- [Task directions]:
Search the material for the string "Sugars", then return every line where it is found.
- - - - -
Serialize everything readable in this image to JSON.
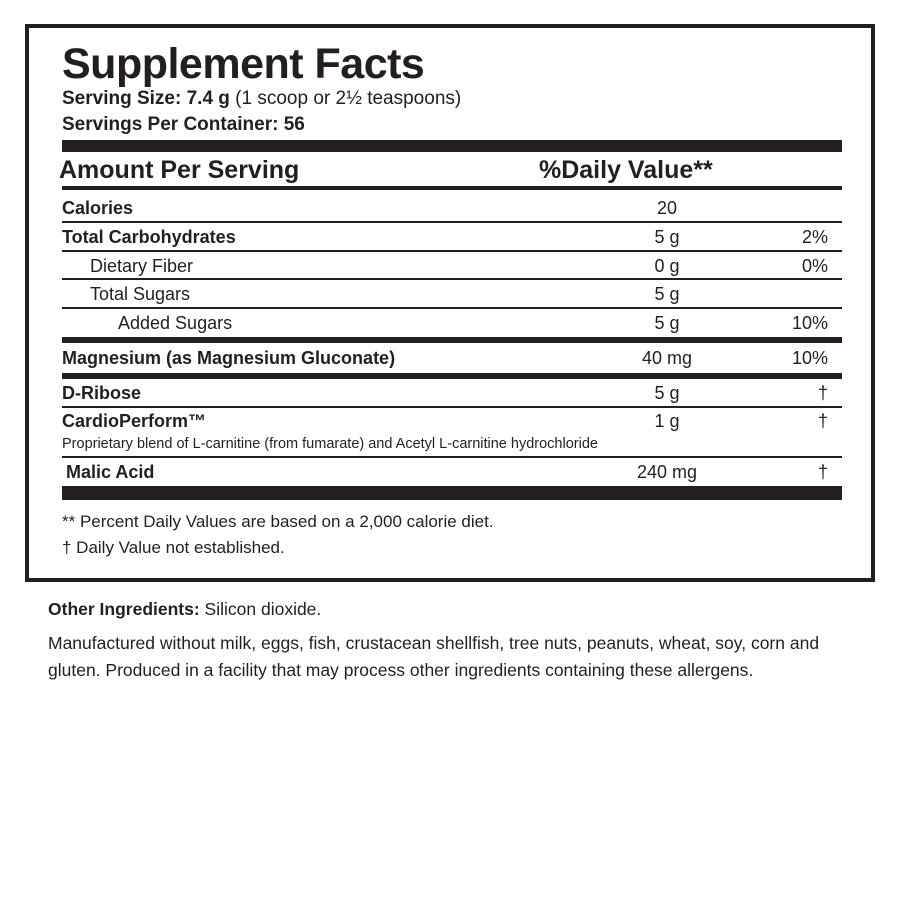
{
  "title": "Supplement Facts",
  "serving_size_label": "Serving Size: 7.4 g",
  "serving_size_detail": " (1 scoop or 2½ teaspoons)",
  "servings_per_container": "Servings Per Container: 56",
  "header": {
    "amount": "Amount Per Serving",
    "dv": "%Daily Value**"
  },
  "rows": [
    {
      "name": "Calories",
      "amount": "20",
      "dv": ""
    },
    {
      "name": "Total Carbohydrates",
      "amount": "5 g",
      "dv": "2%"
    },
    {
      "name": "Dietary Fiber",
      "amount": "0 g",
      "dv": "0%"
    },
    {
      "name": "Total Sugars",
      "amount": "5 g",
      "dv": ""
    },
    {
      "name": "Added Sugars",
      "amount": "5 g",
      "dv": "10%"
    },
    {
      "name": "Magnesium (as Magnesium Gluconate)",
      "amount": "40 mg",
      "dv": "10%"
    },
    {
      "name": "D-Ribose",
      "amount": "5 g",
      "dv": "†"
    },
    {
      "name": "CardioPerform™",
      "amount": "1 g",
      "dv": "†",
      "note": "Proprietary blend of L-carnitine (from fumarate) and Acetyl L-carnitine hydrochloride"
    },
    {
      "name": "Malic Acid",
      "amount": "240 mg",
      "dv": "†"
    }
  ],
  "footnotes": [
    "** Percent Daily Values are based on a 2,000 calorie diet.",
    "† Daily Value not established."
  ],
  "other_ingredients_label": "Other Ingredients:",
  "other_ingredients": " Silicon dioxide.",
  "allergen_statement": "Manufactured without milk, eggs, fish, crustacean shellfish, tree nuts, peanuts, wheat, soy, corn and gluten. Produced in a facility that may process other ingredients containing these allergens."
}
- - - - -
- [The reply]:
      "name": "Total Sugars",
      "name": "Added Sugars",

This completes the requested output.